=== Provided records ===
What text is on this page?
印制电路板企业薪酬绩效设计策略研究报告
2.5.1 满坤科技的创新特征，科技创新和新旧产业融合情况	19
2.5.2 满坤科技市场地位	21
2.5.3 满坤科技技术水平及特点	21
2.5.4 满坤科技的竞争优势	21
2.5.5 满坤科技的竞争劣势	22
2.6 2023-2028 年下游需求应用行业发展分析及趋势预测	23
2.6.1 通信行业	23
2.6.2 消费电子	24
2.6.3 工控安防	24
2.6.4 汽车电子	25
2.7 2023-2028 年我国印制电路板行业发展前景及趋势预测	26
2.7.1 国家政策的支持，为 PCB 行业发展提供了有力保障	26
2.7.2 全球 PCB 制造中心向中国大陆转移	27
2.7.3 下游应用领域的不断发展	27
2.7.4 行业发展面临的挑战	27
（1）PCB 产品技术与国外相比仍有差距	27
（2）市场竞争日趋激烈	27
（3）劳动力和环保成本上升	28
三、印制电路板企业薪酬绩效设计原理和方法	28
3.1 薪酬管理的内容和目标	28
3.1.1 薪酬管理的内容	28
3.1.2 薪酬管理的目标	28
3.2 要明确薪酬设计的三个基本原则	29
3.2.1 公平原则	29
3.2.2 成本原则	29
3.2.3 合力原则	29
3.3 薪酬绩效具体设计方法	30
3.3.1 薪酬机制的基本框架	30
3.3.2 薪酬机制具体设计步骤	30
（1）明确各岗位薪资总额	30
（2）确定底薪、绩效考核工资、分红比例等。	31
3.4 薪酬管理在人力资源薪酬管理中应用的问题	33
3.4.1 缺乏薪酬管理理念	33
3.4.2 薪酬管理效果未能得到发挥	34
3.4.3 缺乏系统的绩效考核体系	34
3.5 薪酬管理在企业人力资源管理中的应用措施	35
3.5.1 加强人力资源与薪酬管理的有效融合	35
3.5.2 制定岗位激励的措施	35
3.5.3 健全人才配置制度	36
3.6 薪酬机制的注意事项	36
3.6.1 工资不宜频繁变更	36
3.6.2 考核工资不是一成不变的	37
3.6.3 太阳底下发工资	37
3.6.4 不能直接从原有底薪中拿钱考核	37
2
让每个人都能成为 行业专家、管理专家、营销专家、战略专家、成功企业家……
===
Your goal>
Extract the complete listing above, reproducing each line exactly.

Task answer>
What text is on this page?
印制电路板企业薪酬绩效设计策略研究报告
2.5.1 满坤科技的创新特征，科技创新和新旧产业融合情况	19
2.5.2 满坤科技市场地位	21
2.5.3 满坤科技技术水平及特点	21
2.5.4 满坤科技的竞争优势	21
2.5.5 满坤科技的竞争劣势	22
2.6 2023-2028 年下游需求应用行业发展分析及趋势预测	23
2.6.1 通信行业	23
2.6.2 消费电子	24
2.6.3 工控安防	24
2.6.4 汽车电子	25
2.7 2023-2028 年我国印制电路板行业发展前景及趋势预测	26
2.7.1 国家政策的支持，为 PCB 行业发展提供了有力保障	26
2.7.2 全球 PCB 制造中心向中国大陆转移	27
2.7.3 下游应用领域的不断发展	27
2.7.4 行业发展面临的挑战	27
（1）PCB 产品技术与国外相比仍有差距	27
（2）市场竞争日趋激烈	27
（3）劳动力和环保成本上升	28
三、印制电路板企业薪酬绩效设计原理和方法	28
3.1 薪酬管理的内容和目标	28
3.1.1 薪酬管理的内容	28
3.1.2 薪酬管理的目标	28
3.2 要明确薪酬设计的三个基本原则	29
3.2.1 公平原则	29
3.2.2 成本原则	29
3.2.3 合力原则	29
3.3 薪酬绩效具体设计方法	30
3.3.1 薪酬机制的基本框架	30
3.3.2 薪酬机制具体设计步骤	30
（1）明确各岗位薪资总额	30
（2）确定底薪、绩效考核工资、分红比例等。	31
3.4 薪酬管理在人力资源薪酬管理中应用的问题	33
3.4.1 缺乏薪酬管理理念	33
3.4.2 薪酬管理效果未能得到发挥	34
3.4.3 缺乏系统的绩效考核体系	34
3.5 薪酬管理在企业人力资源管理中的应用措施	35
3.5.1 加强人力资源与薪酬管理的有效融合	35
3.5.2 制定岗位激励的措施	35
3.5.3 健全人才配置制度	36
3.6 薪酬机制的注意事项	36
3.6.1 工资不宜频繁变更	36
3.6.2 考核工资不是一成不变的	37
3.6.3 太阳底下发工资	37
3.6.4 不能直接从原有底薪中拿钱考核	37
2
让每个人都能成为 行业专家、管理专家、营销专家、战略专家、成功企业家……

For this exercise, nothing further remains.